* Records that describe figures
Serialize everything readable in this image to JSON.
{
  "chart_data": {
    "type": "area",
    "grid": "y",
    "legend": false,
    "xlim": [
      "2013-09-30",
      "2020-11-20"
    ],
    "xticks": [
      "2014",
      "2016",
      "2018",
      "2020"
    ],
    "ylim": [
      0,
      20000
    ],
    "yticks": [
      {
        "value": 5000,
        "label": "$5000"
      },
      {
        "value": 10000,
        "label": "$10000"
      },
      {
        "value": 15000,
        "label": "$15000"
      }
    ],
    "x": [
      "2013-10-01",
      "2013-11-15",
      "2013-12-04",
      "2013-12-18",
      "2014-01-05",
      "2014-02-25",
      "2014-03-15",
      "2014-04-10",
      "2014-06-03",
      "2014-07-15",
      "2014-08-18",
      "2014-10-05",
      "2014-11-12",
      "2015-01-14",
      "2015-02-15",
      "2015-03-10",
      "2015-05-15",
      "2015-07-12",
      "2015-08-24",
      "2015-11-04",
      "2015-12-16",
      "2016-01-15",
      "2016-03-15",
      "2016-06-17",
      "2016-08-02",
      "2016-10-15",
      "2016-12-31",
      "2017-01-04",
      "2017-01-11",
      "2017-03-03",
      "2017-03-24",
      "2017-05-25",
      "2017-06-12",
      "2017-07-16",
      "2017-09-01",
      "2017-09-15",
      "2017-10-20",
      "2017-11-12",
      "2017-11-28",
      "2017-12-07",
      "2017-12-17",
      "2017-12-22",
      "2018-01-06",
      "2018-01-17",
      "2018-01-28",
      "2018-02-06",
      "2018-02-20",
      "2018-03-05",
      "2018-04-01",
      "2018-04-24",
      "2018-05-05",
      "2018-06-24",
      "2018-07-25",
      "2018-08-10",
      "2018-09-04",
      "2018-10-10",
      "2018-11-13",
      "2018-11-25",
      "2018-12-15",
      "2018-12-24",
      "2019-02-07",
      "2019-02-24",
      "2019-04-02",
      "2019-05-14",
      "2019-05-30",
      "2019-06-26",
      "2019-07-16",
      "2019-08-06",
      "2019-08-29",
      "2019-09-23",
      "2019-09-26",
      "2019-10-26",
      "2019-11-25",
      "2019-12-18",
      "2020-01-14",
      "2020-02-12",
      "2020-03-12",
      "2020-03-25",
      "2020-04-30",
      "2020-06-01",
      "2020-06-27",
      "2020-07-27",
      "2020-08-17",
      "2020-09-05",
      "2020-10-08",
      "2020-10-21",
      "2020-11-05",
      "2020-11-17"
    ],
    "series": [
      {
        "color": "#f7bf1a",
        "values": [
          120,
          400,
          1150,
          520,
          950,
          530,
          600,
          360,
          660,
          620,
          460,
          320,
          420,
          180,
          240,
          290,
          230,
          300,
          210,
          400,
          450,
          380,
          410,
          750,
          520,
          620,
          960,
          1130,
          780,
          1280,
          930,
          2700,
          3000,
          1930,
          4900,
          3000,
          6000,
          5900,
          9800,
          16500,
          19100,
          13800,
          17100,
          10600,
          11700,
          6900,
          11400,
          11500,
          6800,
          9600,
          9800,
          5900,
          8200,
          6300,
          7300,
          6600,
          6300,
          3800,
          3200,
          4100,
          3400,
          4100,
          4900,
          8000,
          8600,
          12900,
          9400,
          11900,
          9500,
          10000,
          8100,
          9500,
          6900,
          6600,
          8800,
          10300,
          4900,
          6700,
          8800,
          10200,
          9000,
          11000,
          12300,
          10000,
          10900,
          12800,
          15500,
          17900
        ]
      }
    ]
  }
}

...

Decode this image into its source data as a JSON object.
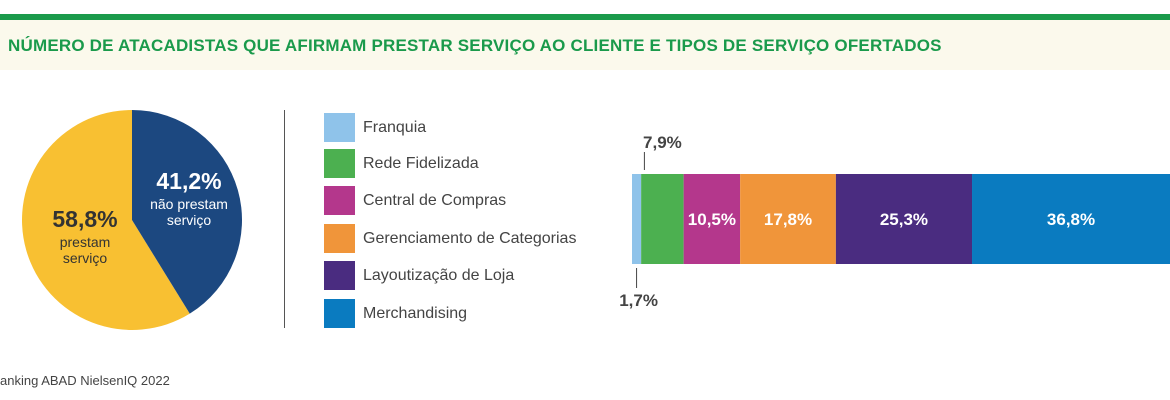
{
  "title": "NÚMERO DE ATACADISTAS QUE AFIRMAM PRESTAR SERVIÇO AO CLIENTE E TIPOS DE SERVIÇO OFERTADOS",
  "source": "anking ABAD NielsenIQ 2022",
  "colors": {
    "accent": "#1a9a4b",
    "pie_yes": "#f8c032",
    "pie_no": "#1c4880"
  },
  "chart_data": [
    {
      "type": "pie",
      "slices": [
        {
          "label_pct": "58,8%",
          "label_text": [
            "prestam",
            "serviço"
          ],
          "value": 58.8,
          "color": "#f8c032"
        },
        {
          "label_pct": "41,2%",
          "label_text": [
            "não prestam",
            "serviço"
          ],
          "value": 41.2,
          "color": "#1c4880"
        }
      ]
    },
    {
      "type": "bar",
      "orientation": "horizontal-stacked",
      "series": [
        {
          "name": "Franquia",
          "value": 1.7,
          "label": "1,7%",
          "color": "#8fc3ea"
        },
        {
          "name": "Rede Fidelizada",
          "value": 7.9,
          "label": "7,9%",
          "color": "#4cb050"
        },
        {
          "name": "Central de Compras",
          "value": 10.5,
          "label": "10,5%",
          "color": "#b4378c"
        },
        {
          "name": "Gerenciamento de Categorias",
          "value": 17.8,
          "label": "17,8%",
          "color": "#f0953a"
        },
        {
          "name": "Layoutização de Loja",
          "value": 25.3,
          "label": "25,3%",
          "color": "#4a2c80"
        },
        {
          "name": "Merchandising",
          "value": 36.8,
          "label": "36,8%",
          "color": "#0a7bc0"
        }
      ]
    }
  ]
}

* * *

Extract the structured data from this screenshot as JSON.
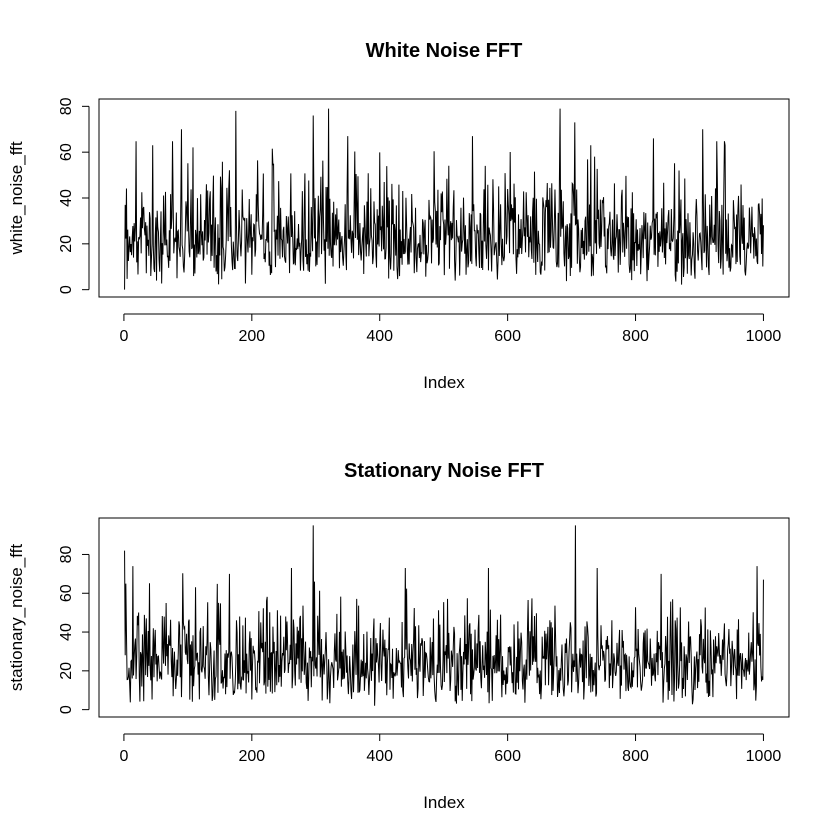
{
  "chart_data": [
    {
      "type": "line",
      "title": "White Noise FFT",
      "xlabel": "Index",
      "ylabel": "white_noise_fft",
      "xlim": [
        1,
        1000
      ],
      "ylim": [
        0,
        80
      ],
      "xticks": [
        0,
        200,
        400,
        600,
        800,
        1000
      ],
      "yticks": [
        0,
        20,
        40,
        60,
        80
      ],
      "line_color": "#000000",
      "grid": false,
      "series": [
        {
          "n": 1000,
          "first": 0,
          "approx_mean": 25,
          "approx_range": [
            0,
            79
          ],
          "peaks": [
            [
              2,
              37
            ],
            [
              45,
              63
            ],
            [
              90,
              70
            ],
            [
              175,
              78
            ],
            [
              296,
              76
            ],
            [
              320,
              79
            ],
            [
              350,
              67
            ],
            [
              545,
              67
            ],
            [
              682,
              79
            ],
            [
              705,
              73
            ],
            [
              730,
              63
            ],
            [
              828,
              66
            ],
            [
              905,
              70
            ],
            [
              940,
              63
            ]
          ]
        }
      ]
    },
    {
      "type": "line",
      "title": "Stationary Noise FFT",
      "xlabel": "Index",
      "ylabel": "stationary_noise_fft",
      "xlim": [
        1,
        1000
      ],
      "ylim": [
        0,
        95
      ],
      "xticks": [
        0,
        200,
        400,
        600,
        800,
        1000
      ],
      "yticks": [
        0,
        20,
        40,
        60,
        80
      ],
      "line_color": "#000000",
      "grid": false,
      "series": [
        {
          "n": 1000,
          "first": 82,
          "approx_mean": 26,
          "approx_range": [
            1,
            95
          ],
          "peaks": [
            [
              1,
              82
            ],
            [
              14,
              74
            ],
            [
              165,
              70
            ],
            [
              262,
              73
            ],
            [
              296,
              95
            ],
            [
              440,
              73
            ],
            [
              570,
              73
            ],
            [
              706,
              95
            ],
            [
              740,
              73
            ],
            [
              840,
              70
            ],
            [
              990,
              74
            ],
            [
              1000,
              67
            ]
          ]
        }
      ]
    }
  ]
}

* TASK GOAL
All lines of the data above that include the word "JSON" must be shown.

* EXPECTED OUTPUT
Serialize everything readable in this image to JSON.
Decode this image into its source data as a JSON object.
Extract the structured data from this screenshot as JSON.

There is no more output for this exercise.